>> Begin

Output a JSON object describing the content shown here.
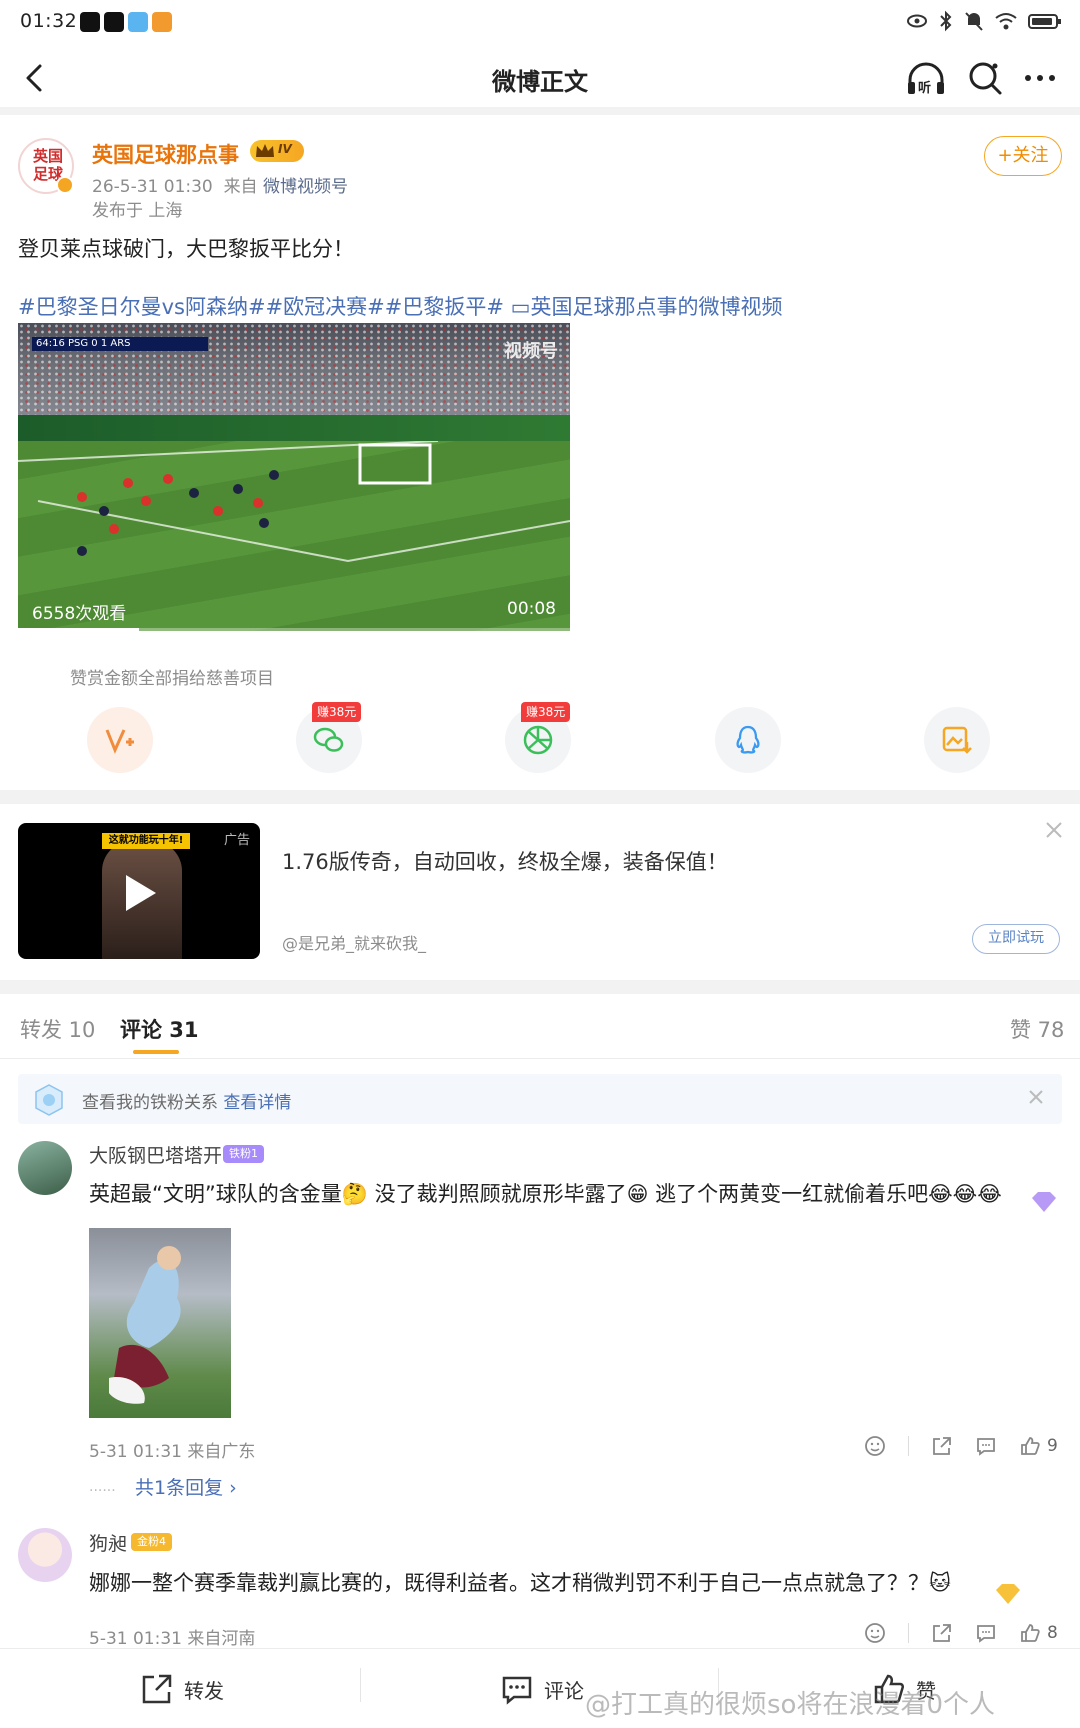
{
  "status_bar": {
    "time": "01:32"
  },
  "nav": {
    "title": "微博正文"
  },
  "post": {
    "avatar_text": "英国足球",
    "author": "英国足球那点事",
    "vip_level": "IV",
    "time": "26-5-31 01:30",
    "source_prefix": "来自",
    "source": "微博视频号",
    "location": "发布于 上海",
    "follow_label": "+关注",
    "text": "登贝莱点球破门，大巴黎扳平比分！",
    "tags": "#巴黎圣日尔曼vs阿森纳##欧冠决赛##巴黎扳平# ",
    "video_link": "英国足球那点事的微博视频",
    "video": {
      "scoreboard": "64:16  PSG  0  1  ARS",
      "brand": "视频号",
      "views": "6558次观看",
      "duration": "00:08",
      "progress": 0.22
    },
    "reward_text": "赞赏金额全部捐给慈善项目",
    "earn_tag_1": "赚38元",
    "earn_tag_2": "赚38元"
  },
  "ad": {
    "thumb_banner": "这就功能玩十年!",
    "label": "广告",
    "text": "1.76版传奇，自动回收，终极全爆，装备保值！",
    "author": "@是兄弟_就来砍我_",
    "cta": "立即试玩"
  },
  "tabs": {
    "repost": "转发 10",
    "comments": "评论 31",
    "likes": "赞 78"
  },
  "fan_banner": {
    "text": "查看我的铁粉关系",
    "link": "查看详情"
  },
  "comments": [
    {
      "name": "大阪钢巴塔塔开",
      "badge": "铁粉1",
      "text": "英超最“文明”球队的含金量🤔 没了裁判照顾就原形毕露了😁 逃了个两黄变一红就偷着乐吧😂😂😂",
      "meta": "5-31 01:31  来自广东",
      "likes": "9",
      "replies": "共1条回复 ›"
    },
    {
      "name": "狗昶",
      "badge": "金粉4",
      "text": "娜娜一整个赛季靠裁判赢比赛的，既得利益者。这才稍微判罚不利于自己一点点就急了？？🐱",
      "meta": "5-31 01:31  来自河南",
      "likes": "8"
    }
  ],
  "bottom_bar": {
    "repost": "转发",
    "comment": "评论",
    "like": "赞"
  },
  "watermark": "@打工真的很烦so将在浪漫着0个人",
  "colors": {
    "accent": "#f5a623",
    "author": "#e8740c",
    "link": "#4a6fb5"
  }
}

>> End
>> Begin

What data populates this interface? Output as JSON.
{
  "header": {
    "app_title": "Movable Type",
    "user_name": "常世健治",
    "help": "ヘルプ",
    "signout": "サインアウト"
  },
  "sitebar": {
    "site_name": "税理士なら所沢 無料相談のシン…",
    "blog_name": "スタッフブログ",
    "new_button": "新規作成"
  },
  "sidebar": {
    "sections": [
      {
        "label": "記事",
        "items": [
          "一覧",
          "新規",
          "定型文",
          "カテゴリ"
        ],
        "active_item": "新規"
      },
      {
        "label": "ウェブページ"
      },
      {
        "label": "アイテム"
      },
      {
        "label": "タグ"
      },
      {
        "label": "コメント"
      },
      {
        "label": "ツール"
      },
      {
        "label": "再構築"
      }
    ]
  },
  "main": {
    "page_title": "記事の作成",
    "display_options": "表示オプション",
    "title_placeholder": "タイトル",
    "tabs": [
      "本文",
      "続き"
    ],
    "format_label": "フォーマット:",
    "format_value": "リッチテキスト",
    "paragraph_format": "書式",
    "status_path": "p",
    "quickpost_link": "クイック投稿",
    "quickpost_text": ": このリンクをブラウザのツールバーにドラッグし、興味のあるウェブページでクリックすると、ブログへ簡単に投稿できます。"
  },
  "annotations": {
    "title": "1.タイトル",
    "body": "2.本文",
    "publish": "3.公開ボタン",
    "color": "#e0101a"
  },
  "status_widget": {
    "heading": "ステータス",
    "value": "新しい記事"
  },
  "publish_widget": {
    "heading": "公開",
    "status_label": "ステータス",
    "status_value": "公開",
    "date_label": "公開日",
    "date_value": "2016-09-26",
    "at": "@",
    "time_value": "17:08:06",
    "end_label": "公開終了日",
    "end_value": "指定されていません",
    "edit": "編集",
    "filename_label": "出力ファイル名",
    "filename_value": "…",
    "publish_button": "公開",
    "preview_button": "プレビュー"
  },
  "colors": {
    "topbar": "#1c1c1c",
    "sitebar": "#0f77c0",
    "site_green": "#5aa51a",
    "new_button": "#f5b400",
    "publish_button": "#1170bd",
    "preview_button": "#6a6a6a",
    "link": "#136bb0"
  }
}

>> End
>> Begin

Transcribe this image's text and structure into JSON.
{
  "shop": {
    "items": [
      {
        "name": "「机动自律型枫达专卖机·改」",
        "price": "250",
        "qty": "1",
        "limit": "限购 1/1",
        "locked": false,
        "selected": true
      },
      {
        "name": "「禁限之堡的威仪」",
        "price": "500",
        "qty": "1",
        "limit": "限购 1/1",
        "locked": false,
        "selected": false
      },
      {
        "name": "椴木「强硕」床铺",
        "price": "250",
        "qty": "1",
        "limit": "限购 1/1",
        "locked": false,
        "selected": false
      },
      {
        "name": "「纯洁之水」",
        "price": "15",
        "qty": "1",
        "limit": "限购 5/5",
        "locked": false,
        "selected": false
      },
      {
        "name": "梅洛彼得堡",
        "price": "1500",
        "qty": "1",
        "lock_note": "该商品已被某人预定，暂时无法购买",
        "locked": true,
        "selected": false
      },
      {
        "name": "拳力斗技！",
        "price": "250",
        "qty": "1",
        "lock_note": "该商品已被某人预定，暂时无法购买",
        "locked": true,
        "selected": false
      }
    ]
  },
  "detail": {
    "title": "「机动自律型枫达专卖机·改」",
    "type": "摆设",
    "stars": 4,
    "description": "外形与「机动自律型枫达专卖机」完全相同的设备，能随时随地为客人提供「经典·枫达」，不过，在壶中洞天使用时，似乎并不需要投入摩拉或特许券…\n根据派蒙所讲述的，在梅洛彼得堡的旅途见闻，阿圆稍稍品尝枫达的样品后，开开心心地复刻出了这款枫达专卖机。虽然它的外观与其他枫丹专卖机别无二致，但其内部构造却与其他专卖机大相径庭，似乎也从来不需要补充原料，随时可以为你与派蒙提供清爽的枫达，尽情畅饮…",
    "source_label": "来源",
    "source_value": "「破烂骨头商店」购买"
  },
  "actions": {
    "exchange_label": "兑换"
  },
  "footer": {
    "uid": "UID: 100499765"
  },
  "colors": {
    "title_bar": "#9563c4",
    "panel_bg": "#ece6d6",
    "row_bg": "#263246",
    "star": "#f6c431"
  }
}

>> End

> **Requirements**
Only the number is wanted: how many lines above include the word "タイトル"?

> **Final result**
2